Below are some records; return each one exactly.
=======
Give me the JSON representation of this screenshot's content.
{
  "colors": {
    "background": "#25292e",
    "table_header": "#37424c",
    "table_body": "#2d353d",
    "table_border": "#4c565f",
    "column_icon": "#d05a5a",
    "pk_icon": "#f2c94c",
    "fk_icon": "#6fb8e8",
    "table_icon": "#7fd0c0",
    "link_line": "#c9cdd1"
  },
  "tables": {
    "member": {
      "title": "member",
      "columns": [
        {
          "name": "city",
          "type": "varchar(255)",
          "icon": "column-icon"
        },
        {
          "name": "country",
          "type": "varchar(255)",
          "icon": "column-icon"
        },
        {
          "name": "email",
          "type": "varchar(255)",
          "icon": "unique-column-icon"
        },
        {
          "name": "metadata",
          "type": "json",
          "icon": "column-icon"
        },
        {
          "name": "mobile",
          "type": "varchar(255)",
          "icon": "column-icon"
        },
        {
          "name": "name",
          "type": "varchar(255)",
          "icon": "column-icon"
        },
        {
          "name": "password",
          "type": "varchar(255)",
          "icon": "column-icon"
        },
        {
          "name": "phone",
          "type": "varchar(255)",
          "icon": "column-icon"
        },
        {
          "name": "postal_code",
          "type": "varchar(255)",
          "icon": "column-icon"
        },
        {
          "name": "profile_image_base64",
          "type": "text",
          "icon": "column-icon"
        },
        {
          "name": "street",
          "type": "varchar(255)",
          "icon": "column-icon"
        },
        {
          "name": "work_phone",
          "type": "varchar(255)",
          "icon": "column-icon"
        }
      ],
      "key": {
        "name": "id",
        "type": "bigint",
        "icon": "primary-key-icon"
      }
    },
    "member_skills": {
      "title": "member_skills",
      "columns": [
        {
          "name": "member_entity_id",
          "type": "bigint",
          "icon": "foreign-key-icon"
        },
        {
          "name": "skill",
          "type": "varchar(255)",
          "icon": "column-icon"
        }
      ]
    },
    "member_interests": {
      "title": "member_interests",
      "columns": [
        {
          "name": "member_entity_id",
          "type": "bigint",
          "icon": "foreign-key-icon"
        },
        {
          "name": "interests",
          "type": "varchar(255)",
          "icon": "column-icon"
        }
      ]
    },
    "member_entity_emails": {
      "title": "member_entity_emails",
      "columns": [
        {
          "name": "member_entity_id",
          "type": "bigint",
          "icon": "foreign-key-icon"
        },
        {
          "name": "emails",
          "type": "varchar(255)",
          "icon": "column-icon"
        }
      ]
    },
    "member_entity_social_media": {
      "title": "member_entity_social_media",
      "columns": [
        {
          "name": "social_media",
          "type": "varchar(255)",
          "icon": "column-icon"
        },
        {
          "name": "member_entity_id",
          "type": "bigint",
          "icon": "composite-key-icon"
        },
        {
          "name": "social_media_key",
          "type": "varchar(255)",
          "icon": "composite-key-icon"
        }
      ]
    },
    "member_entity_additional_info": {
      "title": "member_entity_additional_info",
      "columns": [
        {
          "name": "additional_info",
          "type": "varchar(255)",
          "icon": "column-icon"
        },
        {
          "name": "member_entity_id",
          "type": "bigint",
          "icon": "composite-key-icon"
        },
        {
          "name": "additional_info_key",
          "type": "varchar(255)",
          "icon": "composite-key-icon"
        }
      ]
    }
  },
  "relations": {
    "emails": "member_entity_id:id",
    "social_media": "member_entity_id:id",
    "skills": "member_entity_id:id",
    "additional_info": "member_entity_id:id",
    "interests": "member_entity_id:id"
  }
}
=======
Answer to the problem
Give me the JSON representation of this screenshot's content.
{
  "colors": {
    "background": "#25292e",
    "table_header": "#37424c",
    "table_body": "#2d353d",
    "table_border": "#4c565f",
    "column_icon": "#d05a5a",
    "pk_icon": "#f2c94c",
    "fk_icon": "#6fb8e8",
    "table_icon": "#7fd0c0",
    "link_line": "#c9cdd1"
  },
  "tables": {
    "member": {
      "title": "member",
      "columns": [
        {
          "name": "city",
          "type": "varchar(255)",
          "icon": "column-icon"
        },
        {
          "name": "country",
          "type": "varchar(255)",
          "icon": "column-icon"
        },
        {
          "name": "email",
          "type": "varchar(255)",
          "icon": "unique-column-icon"
        },
        {
          "name": "metadata",
          "type": "json",
          "icon": "column-icon"
        },
        {
          "name": "mobile",
          "type": "varchar(255)",
          "icon": "column-icon"
        },
        {
          "name": "name",
          "type": "varchar(255)",
          "icon": "column-icon"
        },
        {
          "name": "password",
          "type": "varchar(255)",
          "icon": "column-icon"
        },
        {
          "name": "phone",
          "type": "varchar(255)",
          "icon": "column-icon"
        },
        {
          "name": "postal_code",
          "type": "varchar(255)",
          "icon": "column-icon"
        },
        {
          "name": "profile_image_base64",
          "type": "text",
          "icon": "column-icon"
        },
        {
          "name": "street",
          "type": "varchar(255)",
          "icon": "column-icon"
        },
        {
          "name": "work_phone",
          "type": "varchar(255)",
          "icon": "column-icon"
        }
      ],
      "key": {
        "name": "id",
        "type": "bigint",
        "icon": "primary-key-icon"
      }
    },
    "member_skills": {
      "title": "member_skills",
      "columns": [
        {
          "name": "member_entity_id",
          "type": "bigint",
          "icon": "foreign-key-icon"
        },
        {
          "name": "skill",
          "type": "varchar(255)",
          "icon": "column-icon"
        }
      ]
    },
    "member_interests": {
      "title": "member_interests",
      "columns": [
        {
          "name": "member_entity_id",
          "type": "bigint",
          "icon": "foreign-key-icon"
        },
        {
          "name": "interests",
          "type": "varchar(255)",
          "icon": "column-icon"
        }
      ]
    },
    "member_entity_emails": {
      "title": "member_entity_emails",
      "columns": [
        {
          "name": "member_entity_id",
          "type": "bigint",
          "icon": "foreign-key-icon"
        },
        {
          "name": "emails",
          "type": "varchar(255)",
          "icon": "column-icon"
        }
      ]
    },
    "member_entity_social_media": {
      "title": "member_entity_social_media",
      "columns": [
        {
          "name": "social_media",
          "type": "varchar(255)",
          "icon": "column-icon"
        },
        {
          "name": "member_entity_id",
          "type": "bigint",
          "icon": "composite-key-icon"
        },
        {
          "name": "social_media_key",
          "type": "varchar(255)",
          "icon": "composite-key-icon"
        }
      ]
    },
    "member_entity_additional_info": {
      "title": "member_entity_additional_info",
      "columns": [
        {
          "name": "additional_info",
          "type": "varchar(255)",
          "icon": "column-icon"
        },
        {
          "name": "member_entity_id",
          "type": "bigint",
          "icon": "composite-key-icon"
        },
        {
          "name": "additional_info_key",
          "type": "varchar(255)",
          "icon": "composite-key-icon"
        }
      ]
    }
  },
  "relations": {
    "emails": "member_entity_id:id",
    "social_media": "member_entity_id:id",
    "skills": "member_entity_id:id",
    "additional_info": "member_entity_id:id",
    "interests": "member_entity_id:id"
  }
}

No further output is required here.